OBJECTIVE
All of the data must be printed exactly; please include every line.

INFORMATION SHOWN
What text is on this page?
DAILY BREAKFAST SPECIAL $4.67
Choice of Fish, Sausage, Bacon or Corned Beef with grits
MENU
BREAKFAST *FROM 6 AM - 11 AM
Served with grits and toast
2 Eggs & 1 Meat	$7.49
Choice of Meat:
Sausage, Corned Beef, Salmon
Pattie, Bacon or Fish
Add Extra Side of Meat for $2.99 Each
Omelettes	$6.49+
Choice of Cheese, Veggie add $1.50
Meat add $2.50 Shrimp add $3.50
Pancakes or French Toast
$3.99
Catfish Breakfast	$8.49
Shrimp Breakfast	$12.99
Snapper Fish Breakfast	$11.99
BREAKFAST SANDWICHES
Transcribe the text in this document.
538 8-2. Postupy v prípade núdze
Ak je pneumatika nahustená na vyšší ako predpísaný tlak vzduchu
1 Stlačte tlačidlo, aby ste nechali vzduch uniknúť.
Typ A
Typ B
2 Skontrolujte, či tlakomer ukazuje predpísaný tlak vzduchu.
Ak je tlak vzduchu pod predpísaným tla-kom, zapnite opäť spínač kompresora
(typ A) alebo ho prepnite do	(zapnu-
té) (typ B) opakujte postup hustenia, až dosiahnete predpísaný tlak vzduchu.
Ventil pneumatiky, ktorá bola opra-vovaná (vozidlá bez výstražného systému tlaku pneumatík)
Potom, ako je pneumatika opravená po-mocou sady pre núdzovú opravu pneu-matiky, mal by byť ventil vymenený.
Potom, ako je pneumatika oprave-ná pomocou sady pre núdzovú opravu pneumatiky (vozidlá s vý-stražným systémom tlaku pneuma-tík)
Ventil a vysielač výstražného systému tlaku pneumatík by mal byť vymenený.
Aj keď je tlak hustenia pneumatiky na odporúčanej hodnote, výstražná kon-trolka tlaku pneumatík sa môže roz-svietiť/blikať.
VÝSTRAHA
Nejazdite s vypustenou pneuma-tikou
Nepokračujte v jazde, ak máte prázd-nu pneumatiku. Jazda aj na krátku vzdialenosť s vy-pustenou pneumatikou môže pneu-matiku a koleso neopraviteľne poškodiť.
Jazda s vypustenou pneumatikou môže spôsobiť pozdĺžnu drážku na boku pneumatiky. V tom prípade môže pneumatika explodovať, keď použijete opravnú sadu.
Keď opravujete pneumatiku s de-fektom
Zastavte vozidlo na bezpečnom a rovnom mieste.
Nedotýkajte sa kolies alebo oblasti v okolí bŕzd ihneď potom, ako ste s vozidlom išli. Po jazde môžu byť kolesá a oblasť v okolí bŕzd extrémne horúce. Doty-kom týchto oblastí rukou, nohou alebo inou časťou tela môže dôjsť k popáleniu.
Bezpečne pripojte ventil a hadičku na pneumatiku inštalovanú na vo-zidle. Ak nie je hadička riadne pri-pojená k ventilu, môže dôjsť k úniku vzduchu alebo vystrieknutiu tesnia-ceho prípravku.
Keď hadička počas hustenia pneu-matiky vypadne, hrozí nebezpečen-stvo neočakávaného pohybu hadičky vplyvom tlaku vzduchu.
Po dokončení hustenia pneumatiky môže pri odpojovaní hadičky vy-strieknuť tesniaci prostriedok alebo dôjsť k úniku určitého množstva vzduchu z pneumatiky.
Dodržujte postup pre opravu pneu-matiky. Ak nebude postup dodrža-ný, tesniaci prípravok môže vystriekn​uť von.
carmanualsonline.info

TASK RESULT
What text is on this page?
DAILY BREAKFAST SPECIAL $4.67
Choice of Fish, Sausage, Bacon or Corned Beef with grits
MENU
BREAKFAST *FROM 6 AM - 11 AM
Served with grits and toast
2 Eggs & 1 Meat	$7.49
Choice of Meat:
Sausage, Corned Beef, Salmon
Pattie, Bacon or Fish
Add Extra Side of Meat for $2.99 Each
Omelettes	$6.49+
Choice of Cheese, Veggie add $1.50
Meat add $2.50 Shrimp add $3.50
Pancakes or French Toast
$3.99
Catfish Breakfast	$8.49
Shrimp Breakfast	$12.99
Snapper Fish Breakfast	$11.99
BREAKFAST SANDWICHES
Transcribe the text in this document.
538 8-2. Postupy v prípade núdze
Ak je pneumatika nahustená na vyšší ako predpísaný tlak vzduchu
1 Stlačte tlačidlo, aby ste nechali vzduch uniknúť.
Typ A
Typ B
2 Skontrolujte, či tlakomer ukazuje predpísaný tlak vzduchu.
Ak je tlak vzduchu pod predpísaným tla-kom, zapnite opäť spínač kompresora
(typ A) alebo ho prepnite do	(zapnu-
té) (typ B) opakujte postup hustenia, až dosiahnete predpísaný tlak vzduchu.
Ventil pneumatiky, ktorá bola opra-vovaná (vozidlá bez výstražného systému tlaku pneumatík)
Potom, ako je pneumatika opravená po-mocou sady pre núdzovú opravu pneu-matiky, mal by byť ventil vymenený.
Potom, ako je pneumatika oprave-ná pomocou sady pre núdzovú opravu pneumatiky (vozidlá s vý-stražným systémom tlaku pneuma-tík)
Ventil a vysielač výstražného systému tlaku pneumatík by mal byť vymenený.
Aj keď je tlak hustenia pneumatiky na odporúčanej hodnote, výstražná kon-trolka tlaku pneumatík sa môže roz-svietiť/blikať.
VÝSTRAHA
Nejazdite s vypustenou pneuma-tikou
Nepokračujte v jazde, ak máte prázd-nu pneumatiku. Jazda aj na krátku vzdialenosť s vy-pustenou pneumatikou môže pneu-matiku a koleso neopraviteľne poškodiť.
Jazda s vypustenou pneumatikou môže spôsobiť pozdĺžnu drážku na boku pneumatiky. V tom prípade môže pneumatika explodovať, keď použijete opravnú sadu.
Keď opravujete pneumatiku s de-fektom
Zastavte vozidlo na bezpečnom a rovnom mieste.
Nedotýkajte sa kolies alebo oblasti v okolí bŕzd ihneď potom, ako ste s vozidlom išli. Po jazde môžu byť kolesá a oblasť v okolí bŕzd extrémne horúce. Doty-kom týchto oblastí rukou, nohou alebo inou časťou tela môže dôjsť k popáleniu.
Bezpečne pripojte ventil a hadičku na pneumatiku inštalovanú na vo-zidle. Ak nie je hadička riadne pri-pojená k ventilu, môže dôjsť k úniku vzduchu alebo vystrieknutiu tesnia-ceho prípravku.
Keď hadička počas hustenia pneu-matiky vypadne, hrozí nebezpečen-stvo neočakávaného pohybu hadičky vplyvom tlaku vzduchu.
Po dokončení hustenia pneumatiky môže pri odpojovaní hadičky vy-strieknuť tesniaci prostriedok alebo dôjsť k úniku určitého množstva vzduchu z pneumatiky.
Dodržujte postup pre opravu pneu-matiky. Ak nebude postup dodrža-ný, tesniaci prípravok môže vystriekn​uť von.
carmanualsonline.info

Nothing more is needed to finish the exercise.